* **GIVEN INFORMATION**
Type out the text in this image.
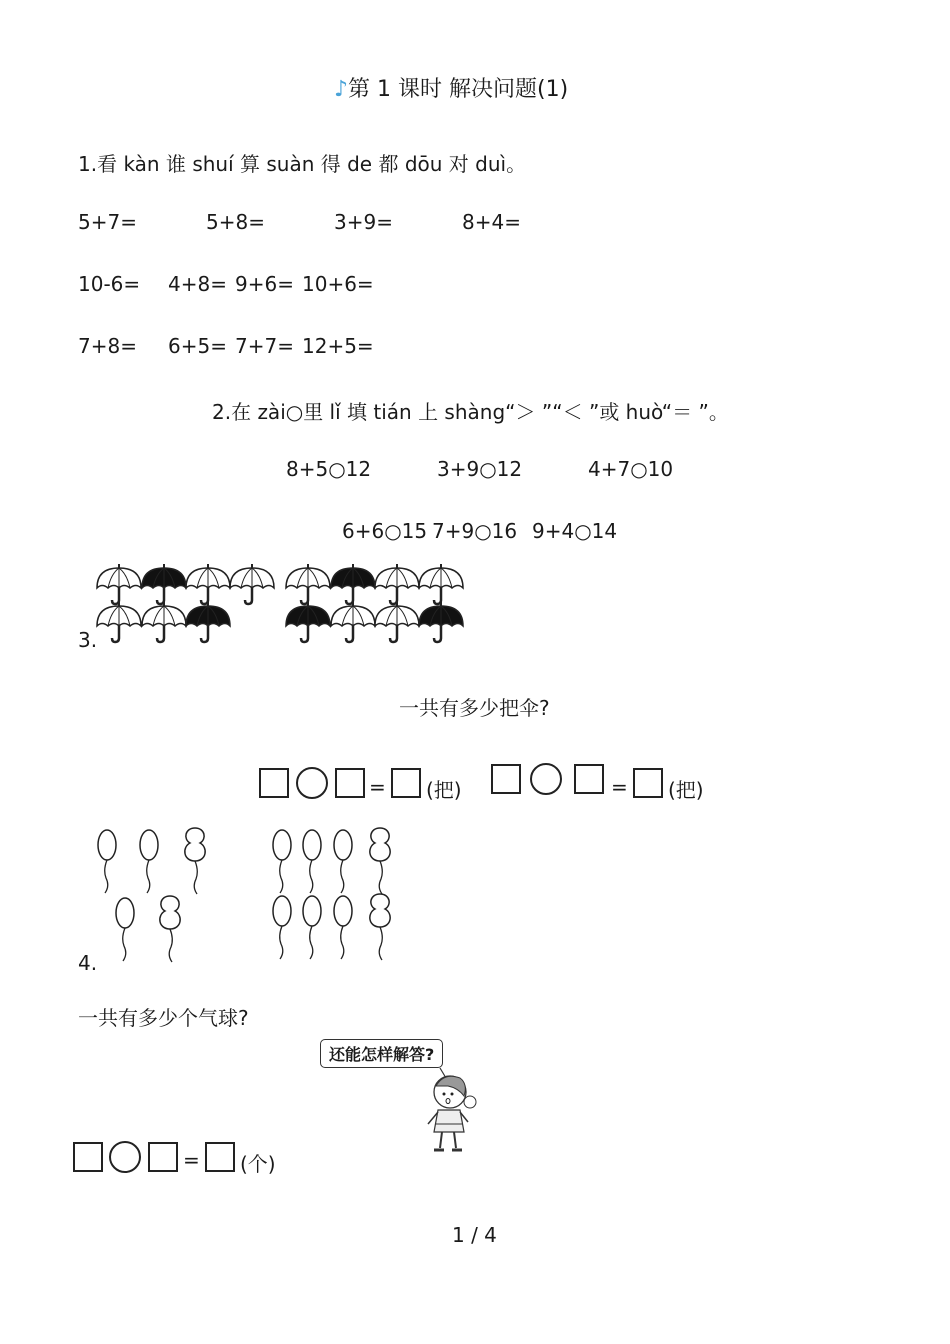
♪第 1 课时 解决问题(1)
1.看 kàn 谁 shuí 算 suàn 得 de 都 dōu 对 duì。
5+7=	5+8=	3+9=	8+4=
10-6= 4+8= 9+6= 10+6=
7+8= 6+5= 7+7= 12+5=
2.在 zài○里 lǐ 填 tián 上 shàng“＞ ”“＜ ”或 huò“＝ ”。
8+5○12	3+9○12	4+7○10
6+6○15 7+9○16 9+4○14
3.
一共有多少把伞?
= (把)	= (把)
4.
一共有多少个气球?
还能怎样解答?
= (个)
1 / 4
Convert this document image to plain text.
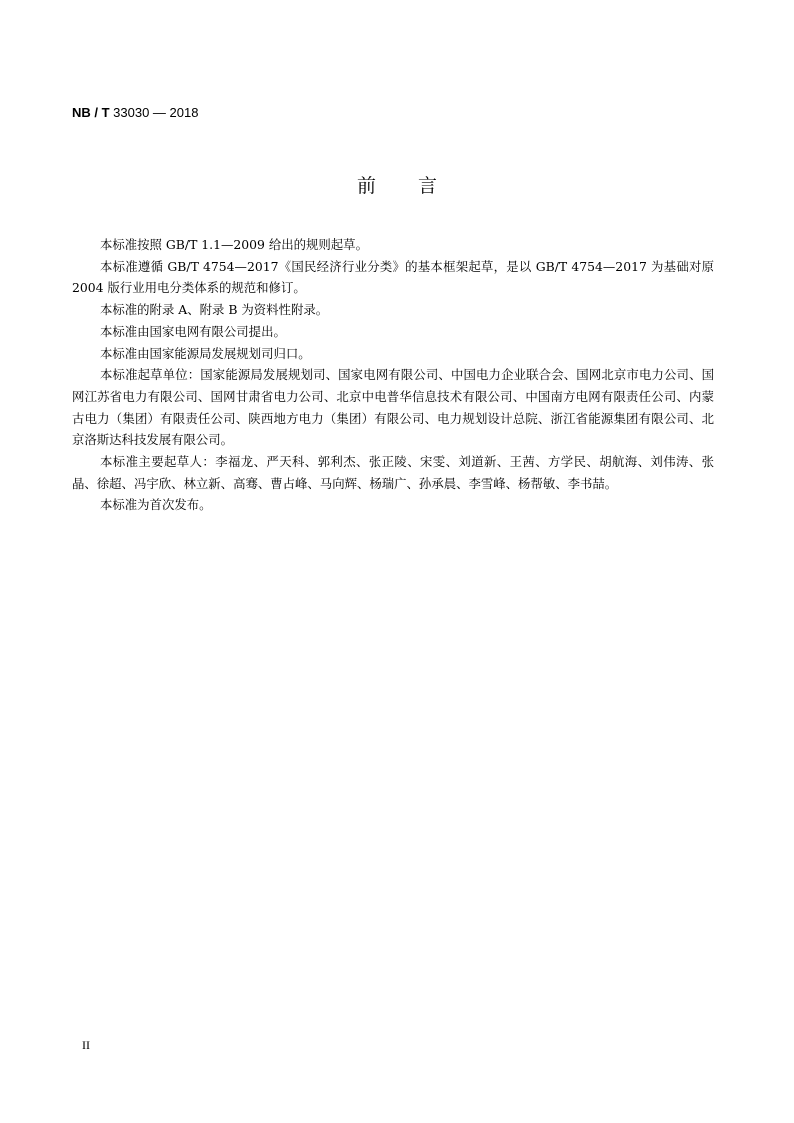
NB / T 33030 — 2018
前言

本标准按照 GB/T 1.1—2009 给出的规则起草。

本标准遵循 GB/T 4754—2017《国民经济行业分类》的基本框架起草，是以 GB/T 4754—2017 为基础对原 2004 版行业用电分类体系的规范和修订。

本标准的附录 A、附录 B 为资料性附录。

本标准由国家电网有限公司提出。

本标准由国家能源局发展规划司归口。

本标准起草单位：国家能源局发展规划司、国家电网有限公司、中国电力企业联合会、国网北京市电力公司、国网江苏省电力有限公司、国网甘肃省电力公司、北京中电普华信息技术有限公司、中国南方电网有限责任公司、内蒙古电力（集团）有限责任公司、陕西地方电力（集团）有限公司、电力规划设计总院、浙江省能源集团有限公司、北京洛斯达科技发展有限公司。

本标准主要起草人：李福龙、严天科、郭利杰、张正陵、宋雯、刘道新、王茜、方学民、胡航海、刘伟涛、张晶、徐超、冯宇欣、林立新、高骞、曹占峰、马向辉、杨瑞广、孙承晨、李雪峰、杨帮敏、李书喆。

本标准为首次发布。

II
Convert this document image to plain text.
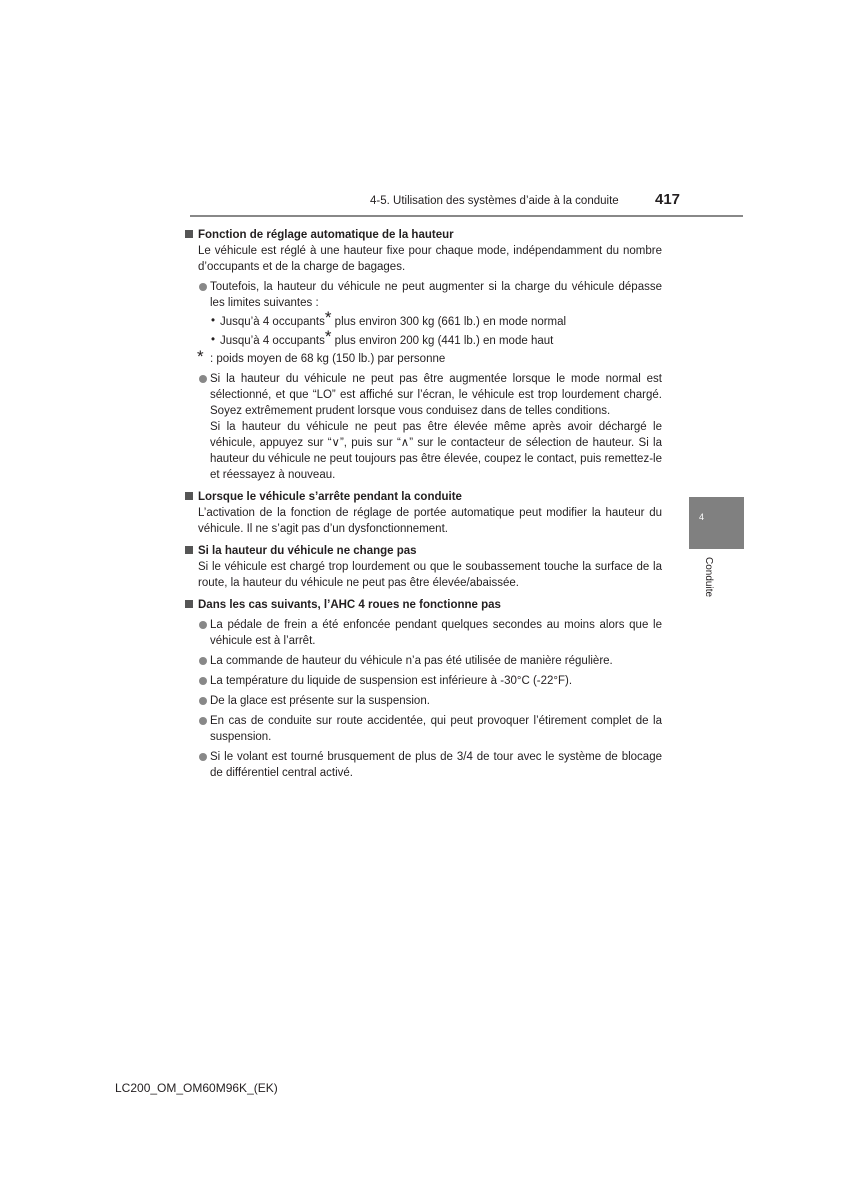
4-5. Utilisation des systèmes d’aide à la conduite 417
Fonction de réglage automatique de la hauteur
Le véhicule est réglé à une hauteur fixe pour chaque mode, indépendamment du nombre d’occupants et de la charge de bagages.
Toutefois, la hauteur du véhicule ne peut augmenter si la charge du véhicule dépasse les limites suivantes :
• Jusqu’à 4 occupants* plus environ 300 kg (661 lb.) en mode normal
• Jusqu’à 4 occupants* plus environ 200 kg (441 lb.) en mode haut
* : poids moyen de 68 kg (150 lb.) par personne
Si la hauteur du véhicule ne peut pas être augmentée lorsque le mode normal est sélectionné, et que “LO” est affiché sur l’écran, le véhicule est trop lourdement chargé. Soyez extrêmement prudent lorsque vous conduisez dans de telles conditions.
Si la hauteur du véhicule ne peut pas être élevée même après avoir déchargé le véhicule, appuyez sur “∨”, puis sur “∧” sur le contacteur de sélection de hauteur. Si la hauteur du véhicule ne peut toujours pas être élevée, coupez le contact, puis remettez-le et réessayez à nouveau.
Lorsque le véhicule s’arrête pendant la conduite
L’activation de la fonction de réglage de portée automatique peut modifier la hauteur du véhicule. Il ne s’agit pas d’un dysfonctionnement.
Si la hauteur du véhicule ne change pas
Si le véhicule est chargé trop lourdement ou que le soubassement touche la surface de la route, la hauteur du véhicule ne peut pas être élevée/abaissée.
Dans les cas suivants, l’AHC 4 roues ne fonctionne pas
La pédale de frein a été enfoncée pendant quelques secondes au moins alors que le véhicule est à l’arrêt.
La commande de hauteur du véhicule n’a pas été utilisée de manière régulière.
La température du liquide de suspension est inférieure à -30°C (-22°F).
De la glace est présente sur la suspension.
En cas de conduite sur route accidentée, qui peut provoquer l’étirement complet de la suspension.
Si le volant est tourné brusquement de plus de 3/4 de tour avec le système de blocage de différentiel central activé.
4
Conduite
LC200_OM_OM60M96K_(EK)
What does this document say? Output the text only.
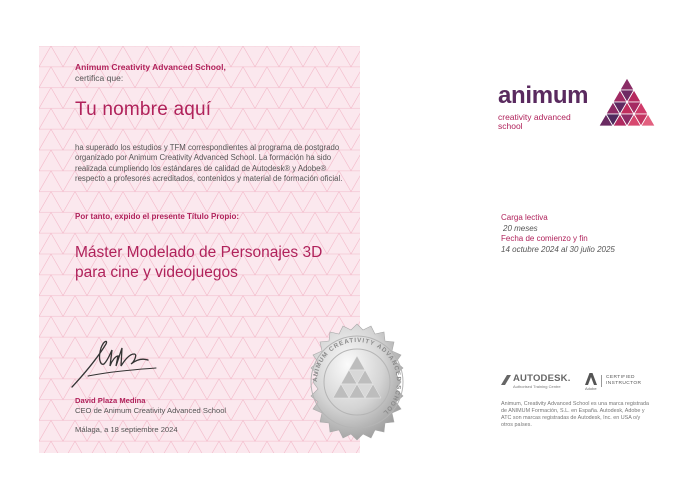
Animum Creativity Advanced School,
certifica que:
Tu nombre aquí
ha superado los estudios y TFM correspondientes al programa de postgrado organizado por Animum Creativity Advanced School. La formación ha sido realizada cumpliendo los estándares de calidad de Autodesk® y Adobe® respecto a profesores acreditados, contenidos y material de formación oficial.
Por tanto, expido el presente Título Propio:
Máster Modelado de Personajes 3D para cine y videojuegos
David Plaza Medina
CEO de Animum Creativity Advanced School
Málaga, a 18 septiembre 2024
ANIMUM CREATIVITY ADVANCED SCHOOL
animum
creativity advanced
school
Carga lectiva
20 meses
Fecha de comienzo y fin
14 octubre 2024 al 30 julio 2025
AUTODESK.
Authorised Training Centre	Adobe
CERTIFIED
INSTRUCTOR
Animum, Creativity Advanced School es una marca registrada de ANIMUM Formación, S.L. en España. Autodesk, Adobe y ATC son marcas registradas de Autodesk, Inc. en USA o/y otros países.
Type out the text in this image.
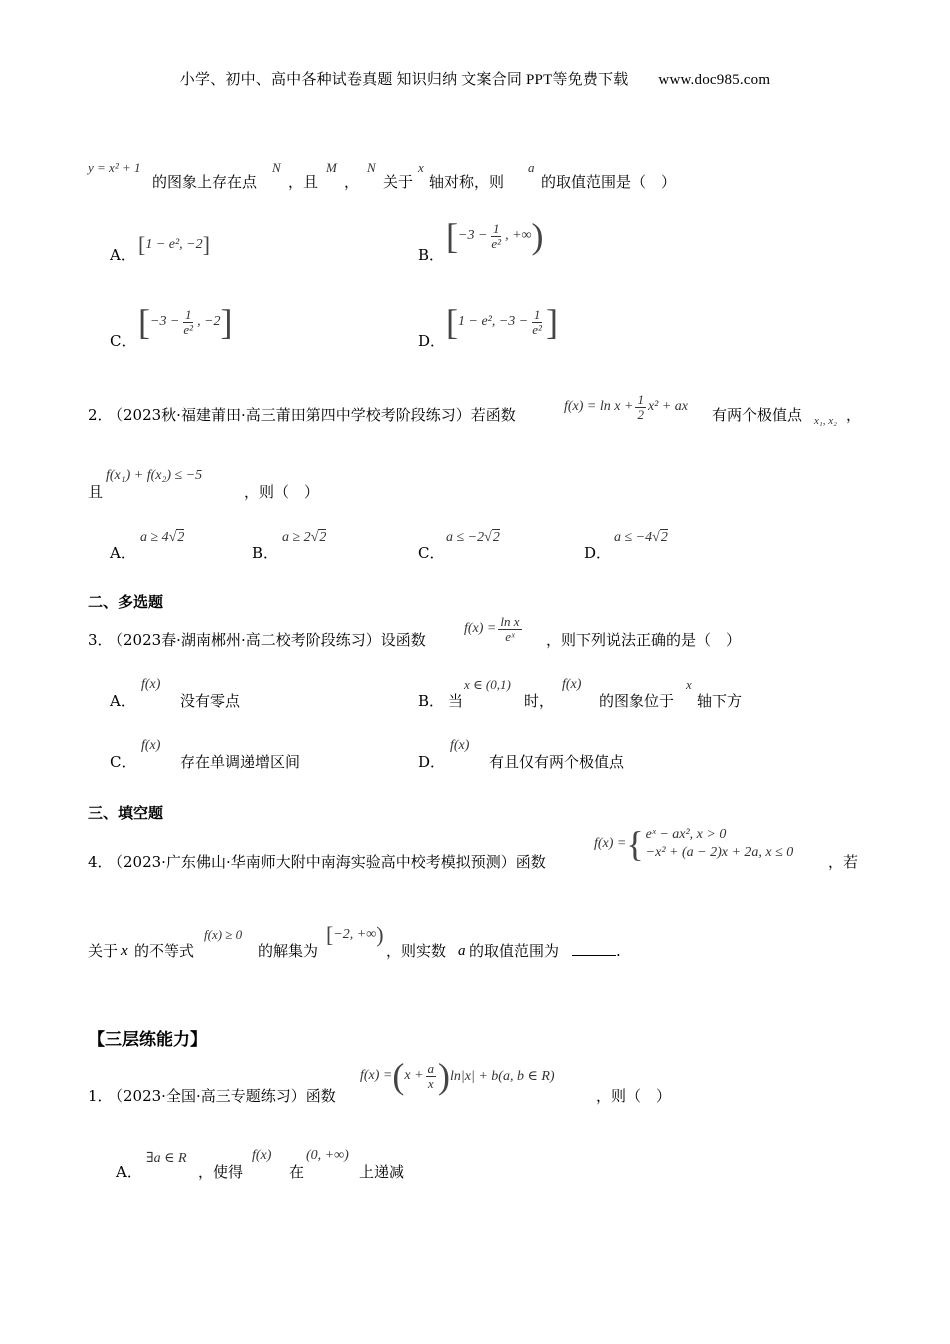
小学、初中、高中各种试卷真题 知识归纳 文案合同 PPT等免费下载 www.doc985.com
y = x² + 1
的图象上存在点
N
，且
M
，
N
关于
x
轴对称，则
a
的取值范围是（　）
A． [1 − e², −2]	B． [ $-3 - \frac{1}{\text{e²}}$ , +∞ )
C． [ $-3 - \frac{1}{\text{e²}}$ , −2 ]	D． [ 1 − e², $-3 - \frac{1}{\text{e²}}$ ]
2．
（2023秋·福建莆田·高三莆田第四中学校考阶段练习）若函数	$f(x) = \ln x + \frac{1}{2} x^2$ + ax 有两个极值点 x₁, x₂ ，
且
f(x₁) + f(x₂) ≤ −5
，则（　）
A．
a ≥ 4√2
B．
a ≥ 2√2
C．
a ≤ −2√2
D．
a ≤ −4√2
二、多选题
3．
（2023春·湖南郴州·高二校考阶段练习）设函数
$f(x) = \frac{\text{ln x}}{\text{eˣ}}$ ，则下列说法正确的是（　）
A．
f(x)
没有零点	B． 当
x ∈ (0,1)
时，
f(x)
的图象位于
x
轴下方
C．
f(x)
存在单调递增区间	D．
f(x)
有且仅有两个极值点
三、填空题
4．
（2023·广东佛山·华南师大附中南海实验高中校考模拟预测）函数
f(x) = { eˣ − ax², x > 0
−x² + (a − 2)x + 2a, x ≤ 0
，若
关于 x 的不等式
f(x) ≥ 0
的解集为
[−2, +∞)
，则实数 a 的取值范围为	.
【三层练能力】
1．
（2023·全国·高三专题练习）函数
f(x) = ( $x + \frac{a}{x}$ ) ln|x| + b(a, b ∈ R)
，则（　）
A．
∃a ∈ R
，使得
f(x)
在
(0, +∞)
上递减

* **SET PROBLEM**
Lines containing the word "lourdement" must all be returned from the material above.

* **OUTPUT FOR THIS EXERCISE**
Si la hauteur du véhicule ne peut pas être augmentée lorsque le mode normal est sélectionné, et que “LO” est affiché sur l’écran, le véhicule est trop lourdement chargé. Soyez extrêmement prudent lorsque vous conduisez dans de telles conditions.
Si le véhicule est chargé trop lourdement ou que le soubassement touche la surface de la route, la hauteur du véhicule ne peut pas être élevée/abaissée.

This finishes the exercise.